**Task:**
Write each line out exactly, leaving none out.

[Figure contents as structured data]
»»

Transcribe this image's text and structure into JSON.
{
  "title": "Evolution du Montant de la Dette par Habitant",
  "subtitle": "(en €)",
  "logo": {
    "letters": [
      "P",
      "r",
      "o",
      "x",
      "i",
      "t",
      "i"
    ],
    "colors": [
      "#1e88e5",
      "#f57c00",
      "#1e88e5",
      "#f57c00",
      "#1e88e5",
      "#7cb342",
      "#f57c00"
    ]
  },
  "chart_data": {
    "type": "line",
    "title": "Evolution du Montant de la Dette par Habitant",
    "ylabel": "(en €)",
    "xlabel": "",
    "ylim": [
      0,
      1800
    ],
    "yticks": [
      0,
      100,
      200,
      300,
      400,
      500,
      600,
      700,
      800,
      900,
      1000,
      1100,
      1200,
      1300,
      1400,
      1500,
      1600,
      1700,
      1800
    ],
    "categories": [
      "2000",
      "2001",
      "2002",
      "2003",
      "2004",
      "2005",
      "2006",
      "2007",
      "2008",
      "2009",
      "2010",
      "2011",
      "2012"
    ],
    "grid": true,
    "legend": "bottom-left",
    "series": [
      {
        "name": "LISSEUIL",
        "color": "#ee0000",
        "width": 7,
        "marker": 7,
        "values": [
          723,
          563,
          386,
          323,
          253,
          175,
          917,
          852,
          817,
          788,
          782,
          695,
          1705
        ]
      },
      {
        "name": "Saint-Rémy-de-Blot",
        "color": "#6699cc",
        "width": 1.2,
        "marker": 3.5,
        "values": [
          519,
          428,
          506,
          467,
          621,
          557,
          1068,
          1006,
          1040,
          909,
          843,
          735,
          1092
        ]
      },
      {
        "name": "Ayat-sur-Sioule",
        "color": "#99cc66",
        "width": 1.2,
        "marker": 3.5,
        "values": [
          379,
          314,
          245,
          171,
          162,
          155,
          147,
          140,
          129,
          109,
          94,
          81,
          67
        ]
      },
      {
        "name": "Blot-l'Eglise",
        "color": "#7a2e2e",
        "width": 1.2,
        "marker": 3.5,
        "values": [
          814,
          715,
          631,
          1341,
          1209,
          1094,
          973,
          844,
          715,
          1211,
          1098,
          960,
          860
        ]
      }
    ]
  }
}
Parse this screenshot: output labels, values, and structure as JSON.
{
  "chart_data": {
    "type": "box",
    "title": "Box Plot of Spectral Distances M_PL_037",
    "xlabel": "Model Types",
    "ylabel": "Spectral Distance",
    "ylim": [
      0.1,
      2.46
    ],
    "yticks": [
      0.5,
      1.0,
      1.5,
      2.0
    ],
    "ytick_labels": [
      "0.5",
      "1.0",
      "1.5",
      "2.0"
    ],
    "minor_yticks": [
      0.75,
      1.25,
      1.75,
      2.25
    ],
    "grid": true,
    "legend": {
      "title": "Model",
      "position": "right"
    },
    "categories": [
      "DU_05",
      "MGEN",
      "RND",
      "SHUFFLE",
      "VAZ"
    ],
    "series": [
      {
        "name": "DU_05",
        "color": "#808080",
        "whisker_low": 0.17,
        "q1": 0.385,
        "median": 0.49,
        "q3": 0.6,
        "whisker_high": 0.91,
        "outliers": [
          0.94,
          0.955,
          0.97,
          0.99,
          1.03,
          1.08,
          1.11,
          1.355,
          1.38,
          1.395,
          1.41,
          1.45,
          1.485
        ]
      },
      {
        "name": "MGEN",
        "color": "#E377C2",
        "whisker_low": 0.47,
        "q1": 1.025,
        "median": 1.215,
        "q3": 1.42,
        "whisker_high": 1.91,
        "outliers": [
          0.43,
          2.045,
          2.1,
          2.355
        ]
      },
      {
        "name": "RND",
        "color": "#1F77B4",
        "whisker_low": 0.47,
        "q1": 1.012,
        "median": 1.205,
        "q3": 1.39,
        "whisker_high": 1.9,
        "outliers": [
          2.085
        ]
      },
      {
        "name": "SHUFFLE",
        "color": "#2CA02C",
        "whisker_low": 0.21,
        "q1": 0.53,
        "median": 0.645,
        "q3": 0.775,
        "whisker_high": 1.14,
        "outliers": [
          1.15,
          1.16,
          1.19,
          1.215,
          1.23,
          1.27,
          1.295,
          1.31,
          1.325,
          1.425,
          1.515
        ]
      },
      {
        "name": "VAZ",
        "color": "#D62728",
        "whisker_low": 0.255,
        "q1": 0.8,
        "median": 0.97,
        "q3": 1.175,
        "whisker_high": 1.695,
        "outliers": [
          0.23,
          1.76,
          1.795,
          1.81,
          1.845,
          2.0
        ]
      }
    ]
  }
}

««

**Answer to the exercise:**
Transcribe this image's text and structure into JSON.
{
  "title": "Evolution du Montant de la Dette par Habitant",
  "subtitle": "(en €)",
  "logo": {
    "letters": [
      "P",
      "r",
      "o",
      "x",
      "i",
      "t",
      "i"
    ],
    "colors": [
      "#1e88e5",
      "#f57c00",
      "#1e88e5",
      "#f57c00",
      "#1e88e5",
      "#7cb342",
      "#f57c00"
    ]
  },
  "chart_data": {
    "type": "line",
    "title": "Evolution du Montant de la Dette par Habitant",
    "ylabel": "(en €)",
    "xlabel": "",
    "ylim": [
      0,
      1800
    ],
    "yticks": [
      0,
      100,
      200,
      300,
      400,
      500,
      600,
      700,
      800,
      900,
      1000,
      1100,
      1200,
      1300,
      1400,
      1500,
      1600,
      1700,
      1800
    ],
    "categories": [
      "2000",
      "2001",
      "2002",
      "2003",
      "2004",
      "2005",
      "2006",
      "2007",
      "2008",
      "2009",
      "2010",
      "2011",
      "2012"
    ],
    "grid": true,
    "legend": "bottom-left",
    "series": [
      {
        "name": "LISSEUIL",
        "color": "#ee0000",
        "width": 7,
        "marker": 7,
        "values": [
          723,
          563,
          386,
          323,
          253,
          175,
          917,
          852,
          817,
          788,
          782,
          695,
          1705
        ]
      },
      {
        "name": "Saint-Rémy-de-Blot",
        "color": "#6699cc",
        "width": 1.2,
        "marker": 3.5,
        "values": [
          519,
          428,
          506,
          467,
          621,
          557,
          1068,
          1006,
          1040,
          909,
          843,
          735,
          1092
        ]
      },
      {
        "name": "Ayat-sur-Sioule",
        "color": "#99cc66",
        "width": 1.2,
        "marker": 3.5,
        "values": [
          379,
          314,
          245,
          171,
          162,
          155,
          147,
          140,
          129,
          109,
          94,
          81,
          67
        ]
      },
      {
        "name": "Blot-l'Eglise",
        "color": "#7a2e2e",
        "width": 1.2,
        "marker": 3.5,
        "values": [
          814,
          715,
          631,
          1341,
          1209,
          1094,
          973,
          844,
          715,
          1211,
          1098,
          960,
          860
        ]
      }
    ]
  }
}
Parse this screenshot: output labels, values, and structure as JSON.
{
  "chart_data": {
    "type": "box",
    "title": "Box Plot of Spectral Distances M_PL_037",
    "xlabel": "Model Types",
    "ylabel": "Spectral Distance",
    "ylim": [
      0.1,
      2.46
    ],
    "yticks": [
      0.5,
      1.0,
      1.5,
      2.0
    ],
    "ytick_labels": [
      "0.5",
      "1.0",
      "1.5",
      "2.0"
    ],
    "minor_yticks": [
      0.75,
      1.25,
      1.75,
      2.25
    ],
    "grid": true,
    "legend": {
      "title": "Model",
      "position": "right"
    },
    "categories": [
      "DU_05",
      "MGEN",
      "RND",
      "SHUFFLE",
      "VAZ"
    ],
    "series": [
      {
        "name": "DU_05",
        "color": "#808080",
        "whisker_low": 0.17,
        "q1": 0.385,
        "median": 0.49,
        "q3": 0.6,
        "whisker_high": 0.91,
        "outliers": [
          0.94,
          0.955,
          0.97,
          0.99,
          1.03,
          1.08,
          1.11,
          1.355,
          1.38,
          1.395,
          1.41,
          1.45,
          1.485
        ]
      },
      {
        "name": "MGEN",
        "color": "#E377C2",
        "whisker_low": 0.47,
        "q1": 1.025,
        "median": 1.215,
        "q3": 1.42,
        "whisker_high": 1.91,
        "outliers": [
          0.43,
          2.045,
          2.1,
          2.355
        ]
      },
      {
        "name": "RND",
        "color": "#1F77B4",
        "whisker_low": 0.47,
        "q1": 1.012,
        "median": 1.205,
        "q3": 1.39,
        "whisker_high": 1.9,
        "outliers": [
          2.085
        ]
      },
      {
        "name": "SHUFFLE",
        "color": "#2CA02C",
        "whisker_low": 0.21,
        "q1": 0.53,
        "median": 0.645,
        "q3": 0.775,
        "whisker_high": 1.14,
        "outliers": [
          1.15,
          1.16,
          1.19,
          1.215,
          1.23,
          1.27,
          1.295,
          1.31,
          1.325,
          1.425,
          1.515
        ]
      },
      {
        "name": "VAZ",
        "color": "#D62728",
        "whisker_low": 0.255,
        "q1": 0.8,
        "median": 0.97,
        "q3": 1.175,
        "whisker_high": 1.695,
        "outliers": [
          0.23,
          1.76,
          1.795,
          1.81,
          1.845,
          2.0
        ]
      }
    ]
  }
}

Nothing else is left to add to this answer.